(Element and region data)
※ ※ ※

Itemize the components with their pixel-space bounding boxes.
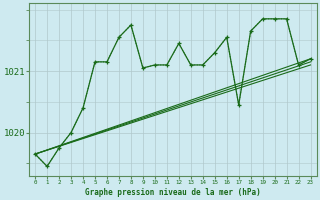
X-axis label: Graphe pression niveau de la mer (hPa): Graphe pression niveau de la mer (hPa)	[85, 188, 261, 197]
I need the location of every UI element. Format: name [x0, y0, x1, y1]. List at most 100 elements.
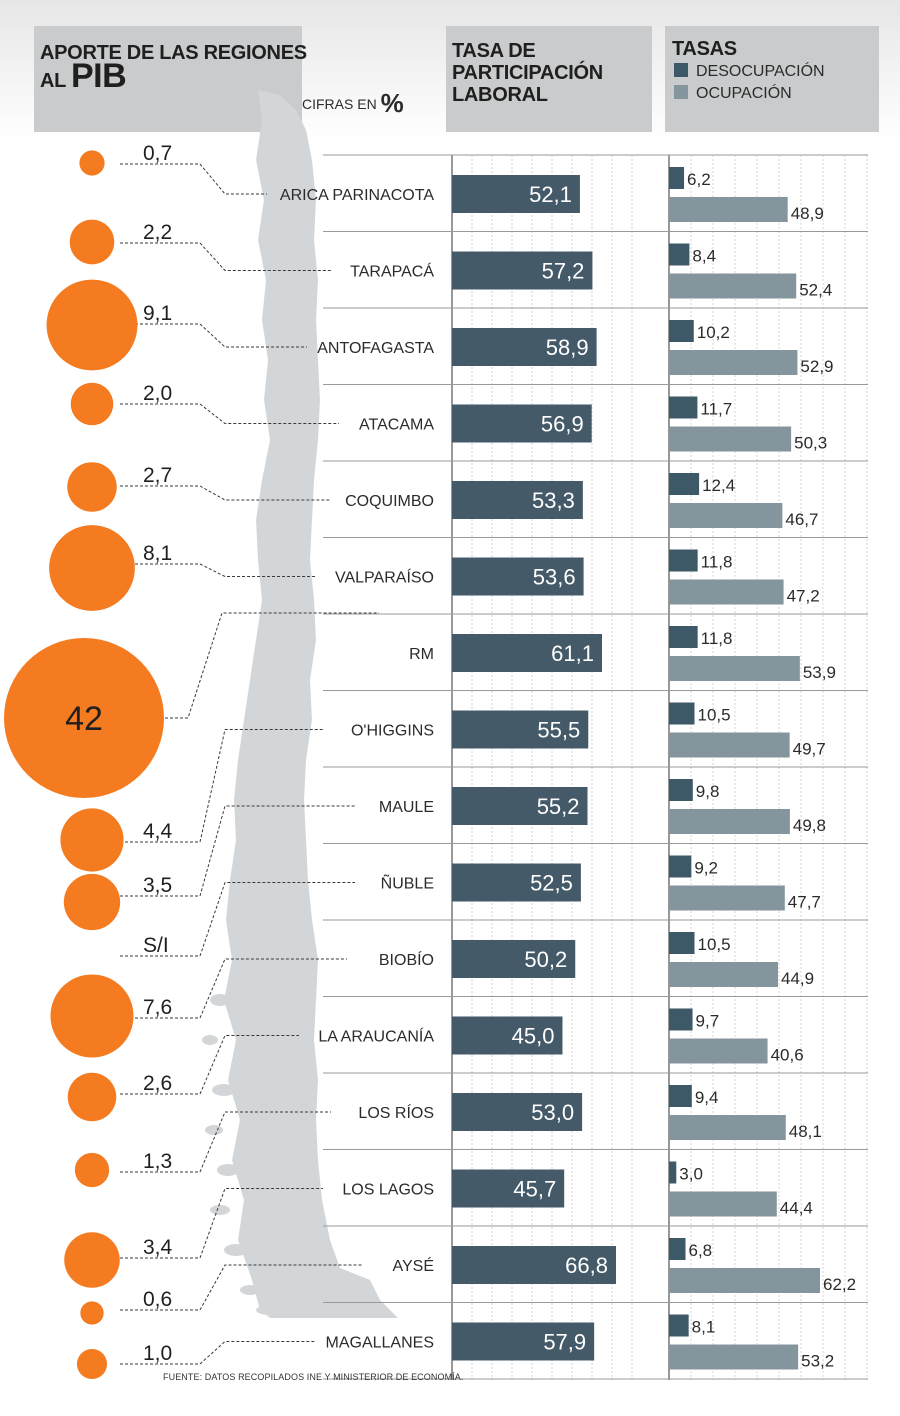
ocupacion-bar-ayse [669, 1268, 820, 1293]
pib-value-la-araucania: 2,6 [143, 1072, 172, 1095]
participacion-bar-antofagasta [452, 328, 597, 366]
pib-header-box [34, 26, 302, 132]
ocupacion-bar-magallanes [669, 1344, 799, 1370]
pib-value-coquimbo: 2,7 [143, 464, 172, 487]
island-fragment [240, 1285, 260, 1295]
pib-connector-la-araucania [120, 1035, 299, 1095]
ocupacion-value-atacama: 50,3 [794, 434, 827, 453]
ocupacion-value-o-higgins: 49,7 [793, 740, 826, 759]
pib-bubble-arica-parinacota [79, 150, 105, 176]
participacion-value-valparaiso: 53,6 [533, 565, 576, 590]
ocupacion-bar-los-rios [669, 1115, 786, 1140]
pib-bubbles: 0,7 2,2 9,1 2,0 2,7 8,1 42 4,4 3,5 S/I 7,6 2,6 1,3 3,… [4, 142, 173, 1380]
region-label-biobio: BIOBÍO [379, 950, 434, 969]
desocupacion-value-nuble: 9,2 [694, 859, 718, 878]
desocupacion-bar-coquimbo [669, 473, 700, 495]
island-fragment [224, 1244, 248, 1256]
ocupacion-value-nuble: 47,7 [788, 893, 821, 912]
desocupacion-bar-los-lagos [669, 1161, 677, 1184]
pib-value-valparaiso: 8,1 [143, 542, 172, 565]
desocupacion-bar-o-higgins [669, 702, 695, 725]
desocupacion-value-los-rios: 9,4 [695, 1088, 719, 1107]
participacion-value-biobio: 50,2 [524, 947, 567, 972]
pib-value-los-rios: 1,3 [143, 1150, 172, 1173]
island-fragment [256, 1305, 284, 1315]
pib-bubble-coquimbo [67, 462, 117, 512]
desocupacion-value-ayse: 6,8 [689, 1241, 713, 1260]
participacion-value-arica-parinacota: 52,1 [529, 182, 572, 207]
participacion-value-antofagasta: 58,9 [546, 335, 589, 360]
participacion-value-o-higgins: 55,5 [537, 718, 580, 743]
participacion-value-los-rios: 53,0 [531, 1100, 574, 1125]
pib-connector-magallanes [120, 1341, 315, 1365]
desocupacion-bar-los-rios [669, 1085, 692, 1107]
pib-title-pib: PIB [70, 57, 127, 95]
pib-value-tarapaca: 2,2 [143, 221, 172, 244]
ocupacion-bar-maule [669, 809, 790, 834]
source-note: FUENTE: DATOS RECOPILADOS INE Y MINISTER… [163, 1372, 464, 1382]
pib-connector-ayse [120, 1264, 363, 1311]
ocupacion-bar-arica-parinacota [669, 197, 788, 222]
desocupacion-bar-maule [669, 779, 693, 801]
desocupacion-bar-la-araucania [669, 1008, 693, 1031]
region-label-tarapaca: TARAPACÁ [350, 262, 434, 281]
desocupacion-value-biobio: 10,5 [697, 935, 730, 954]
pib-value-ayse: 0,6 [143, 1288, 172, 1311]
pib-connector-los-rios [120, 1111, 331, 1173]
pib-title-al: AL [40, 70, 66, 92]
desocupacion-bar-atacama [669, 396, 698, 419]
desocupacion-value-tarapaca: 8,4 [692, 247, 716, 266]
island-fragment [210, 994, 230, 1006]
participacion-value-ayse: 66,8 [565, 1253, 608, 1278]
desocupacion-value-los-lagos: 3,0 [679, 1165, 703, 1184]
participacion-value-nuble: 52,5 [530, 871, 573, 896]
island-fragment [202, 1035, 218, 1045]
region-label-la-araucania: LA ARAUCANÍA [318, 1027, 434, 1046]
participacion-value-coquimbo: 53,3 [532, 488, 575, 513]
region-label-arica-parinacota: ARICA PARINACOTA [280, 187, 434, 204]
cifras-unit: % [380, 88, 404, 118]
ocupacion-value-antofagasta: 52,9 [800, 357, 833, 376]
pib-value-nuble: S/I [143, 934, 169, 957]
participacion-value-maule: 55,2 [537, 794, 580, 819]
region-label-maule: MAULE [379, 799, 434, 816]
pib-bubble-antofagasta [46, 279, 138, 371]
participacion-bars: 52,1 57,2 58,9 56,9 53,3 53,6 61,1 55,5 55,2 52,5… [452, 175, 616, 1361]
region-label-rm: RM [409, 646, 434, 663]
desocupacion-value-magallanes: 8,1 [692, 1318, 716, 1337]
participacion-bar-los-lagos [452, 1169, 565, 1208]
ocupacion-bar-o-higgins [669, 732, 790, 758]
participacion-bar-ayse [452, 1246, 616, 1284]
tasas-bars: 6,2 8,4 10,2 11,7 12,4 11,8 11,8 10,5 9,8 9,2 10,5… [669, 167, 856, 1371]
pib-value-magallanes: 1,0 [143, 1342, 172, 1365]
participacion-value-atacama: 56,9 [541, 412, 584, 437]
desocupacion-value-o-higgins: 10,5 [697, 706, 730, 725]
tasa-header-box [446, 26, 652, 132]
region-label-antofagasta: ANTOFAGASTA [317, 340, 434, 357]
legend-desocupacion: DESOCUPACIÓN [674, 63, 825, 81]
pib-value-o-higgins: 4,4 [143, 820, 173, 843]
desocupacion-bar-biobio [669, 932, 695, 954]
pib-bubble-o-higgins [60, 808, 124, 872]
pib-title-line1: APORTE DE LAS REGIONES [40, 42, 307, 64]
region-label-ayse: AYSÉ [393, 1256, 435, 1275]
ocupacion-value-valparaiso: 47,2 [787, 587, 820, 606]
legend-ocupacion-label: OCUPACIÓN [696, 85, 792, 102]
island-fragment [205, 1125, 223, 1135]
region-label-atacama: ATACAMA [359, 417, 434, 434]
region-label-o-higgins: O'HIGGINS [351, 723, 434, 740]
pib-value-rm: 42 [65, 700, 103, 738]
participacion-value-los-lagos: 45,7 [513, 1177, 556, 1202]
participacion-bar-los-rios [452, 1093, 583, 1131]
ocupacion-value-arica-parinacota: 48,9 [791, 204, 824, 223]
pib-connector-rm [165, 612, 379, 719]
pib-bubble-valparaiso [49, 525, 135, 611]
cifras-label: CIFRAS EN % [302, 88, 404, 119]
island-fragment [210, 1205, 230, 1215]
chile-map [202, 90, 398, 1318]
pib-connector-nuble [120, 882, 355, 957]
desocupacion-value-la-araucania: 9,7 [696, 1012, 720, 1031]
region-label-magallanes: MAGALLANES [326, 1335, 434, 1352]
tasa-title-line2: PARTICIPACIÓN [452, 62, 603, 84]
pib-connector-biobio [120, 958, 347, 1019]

※ ※ ※

Copy out every line of the records above without changing anything, and leave out the pictures.

■ Solution to this task ■
Itemize the components with their pixel-space bounding boxes.
X-axis label: Graphe pression niveau de la mer (hPa): Graphe pression niveau de la mer (hPa)	[85, 188, 261, 197]
I need the location of every UI element. Format: name [x0, y0, x1, y1]. List at most 100 elements.
ocupacion-bar-ayse [669, 1268, 820, 1293]
pib-value-la-araucania: 2,6 [143, 1072, 172, 1095]
participacion-bar-antofagasta [452, 328, 597, 366]
pib-header-box [34, 26, 302, 132]
ocupacion-bar-magallanes [669, 1344, 799, 1370]
pib-value-coquimbo: 2,7 [143, 464, 172, 487]
island-fragment [240, 1285, 260, 1295]
pib-connector-la-araucania [120, 1035, 299, 1095]
ocupacion-value-atacama: 50,3 [794, 434, 827, 453]
ocupacion-value-o-higgins: 49,7 [793, 740, 826, 759]
pib-bubble-arica-parinacota [79, 150, 105, 176]
participacion-value-valparaiso: 53,6 [533, 565, 576, 590]
ocupacion-bar-los-rios [669, 1115, 786, 1140]
pib-bubbles: 0,7 2,2 9,1 2,0 2,7 8,1 42 4,4 3,5 S/I 7,6 2,6 1,3 3,… [4, 142, 173, 1380]
region-label-biobio: BIOBÍO [379, 950, 434, 969]
desocupacion-value-nuble: 9,2 [694, 859, 718, 878]
desocupacion-bar-coquimbo [669, 473, 700, 495]
island-fragment [224, 1244, 248, 1256]
ocupacion-value-nuble: 47,7 [788, 893, 821, 912]
desocupacion-bar-los-lagos [669, 1161, 677, 1184]
pib-value-valparaiso: 8,1 [143, 542, 172, 565]
desocupacion-bar-o-higgins [669, 702, 695, 725]
desocupacion-value-los-rios: 9,4 [695, 1088, 719, 1107]
participacion-value-biobio: 50,2 [524, 947, 567, 972]
pib-value-los-rios: 1,3 [143, 1150, 172, 1173]
island-fragment [256, 1305, 284, 1315]
pib-bubble-coquimbo [67, 462, 117, 512]
desocupacion-value-ayse: 6,8 [689, 1241, 713, 1260]
participacion-value-arica-parinacota: 52,1 [529, 182, 572, 207]
participacion-value-antofagasta: 58,9 [546, 335, 589, 360]
participacion-value-o-higgins: 55,5 [537, 718, 580, 743]
participacion-value-los-rios: 53,0 [531, 1100, 574, 1125]
pib-connector-magallanes [120, 1341, 315, 1365]
desocupacion-bar-los-rios [669, 1085, 692, 1107]
pib-title-pib: PIB [70, 57, 127, 95]
pib-value-tarapaca: 2,2 [143, 221, 172, 244]
ocupacion-bar-maule [669, 809, 790, 834]
source-note: FUENTE: DATOS RECOPILADOS INE Y MINISTER… [163, 1372, 464, 1382]
pib-connector-ayse [120, 1264, 363, 1311]
ocupacion-bar-arica-parinacota [669, 197, 788, 222]
desocupacion-bar-maule [669, 779, 693, 801]
desocupacion-bar-la-araucania [669, 1008, 693, 1031]
region-label-tarapaca: TARAPACÁ [350, 262, 434, 281]
desocupacion-value-biobio: 10,5 [697, 935, 730, 954]
pib-value-ayse: 0,6 [143, 1288, 172, 1311]
pib-connector-los-rios [120, 1111, 331, 1173]
pib-title-al: AL [40, 70, 66, 92]
desocupacion-bar-atacama [669, 396, 698, 419]
desocupacion-value-tarapaca: 8,4 [692, 247, 716, 266]
island-fragment [210, 994, 230, 1006]
participacion-value-ayse: 66,8 [565, 1253, 608, 1278]
desocupacion-value-los-lagos: 3,0 [679, 1165, 703, 1184]
participacion-value-nuble: 52,5 [530, 871, 573, 896]
island-fragment [202, 1035, 218, 1045]
region-label-la-araucania: LA ARAUCANÍA [318, 1027, 434, 1046]
participacion-value-coquimbo: 53,3 [532, 488, 575, 513]
region-label-arica-parinacota: ARICA PARINACOTA [280, 187, 434, 204]
cifras-unit: % [380, 88, 404, 118]
ocupacion-value-antofagasta: 52,9 [800, 357, 833, 376]
pib-value-nuble: S/I [143, 934, 169, 957]
participacion-value-maule: 55,2 [537, 794, 580, 819]
region-label-maule: MAULE [379, 799, 434, 816]
pib-bubble-antofagasta [46, 279, 138, 371]
participacion-bars: 52,1 57,2 58,9 56,9 53,3 53,6 61,1 55,5 55,2 52,5… [452, 175, 616, 1361]
region-label-rm: RM [409, 646, 434, 663]
desocupacion-value-magallanes: 8,1 [692, 1318, 716, 1337]
participacion-bar-los-lagos [452, 1169, 565, 1208]
ocupacion-bar-o-higgins [669, 732, 790, 758]
participacion-bar-ayse [452, 1246, 616, 1284]
tasas-bars: 6,2 8,4 10,2 11,7 12,4 11,8 11,8 10,5 9,8 9,2 10,5… [669, 167, 856, 1371]
pib-value-magallanes: 1,0 [143, 1342, 172, 1365]
participacion-value-atacama: 56,9 [541, 412, 584, 437]
desocupacion-value-o-higgins: 10,5 [697, 706, 730, 725]
tasa-header-box [446, 26, 652, 132]
region-label-antofagasta: ANTOFAGASTA [317, 340, 434, 357]
legend-desocupacion: DESOCUPACIÓN [674, 63, 825, 81]
pib-value-o-higgins: 4,4 [143, 820, 173, 843]
desocupacion-bar-biobio [669, 932, 695, 954]
pib-bubble-o-higgins [60, 808, 124, 872]
pib-title-line1: APORTE DE LAS REGIONES [40, 42, 307, 64]
region-label-ayse: AYSÉ [393, 1256, 435, 1275]
ocupacion-value-valparaiso: 47,2 [787, 587, 820, 606]
legend-ocupacion-label: OCUPACIÓN [696, 85, 792, 102]
island-fragment [205, 1125, 223, 1135]
region-label-atacama: ATACAMA [359, 417, 434, 434]
region-label-o-higgins: O'HIGGINS [351, 723, 434, 740]
pib-value-rm: 42 [65, 700, 103, 738]
participacion-value-los-lagos: 45,7 [513, 1177, 556, 1202]
participacion-bar-los-rios [452, 1093, 583, 1131]
ocupacion-value-arica-parinacota: 48,9 [791, 204, 824, 223]
pib-connector-rm [165, 612, 379, 719]
pib-bubble-valparaiso [49, 525, 135, 611]
cifras-label: CIFRAS EN % [302, 88, 404, 119]
island-fragment [210, 1205, 230, 1215]
chile-map [202, 90, 398, 1318]
pib-connector-nuble [120, 882, 355, 957]
desocupacion-value-la-araucania: 9,7 [696, 1012, 720, 1031]
region-label-magallanes: MAGALLANES [326, 1335, 434, 1352]
tasa-title-line2: PARTICIPACIÓN [452, 62, 603, 84]
pib-connector-biobio [120, 958, 347, 1019]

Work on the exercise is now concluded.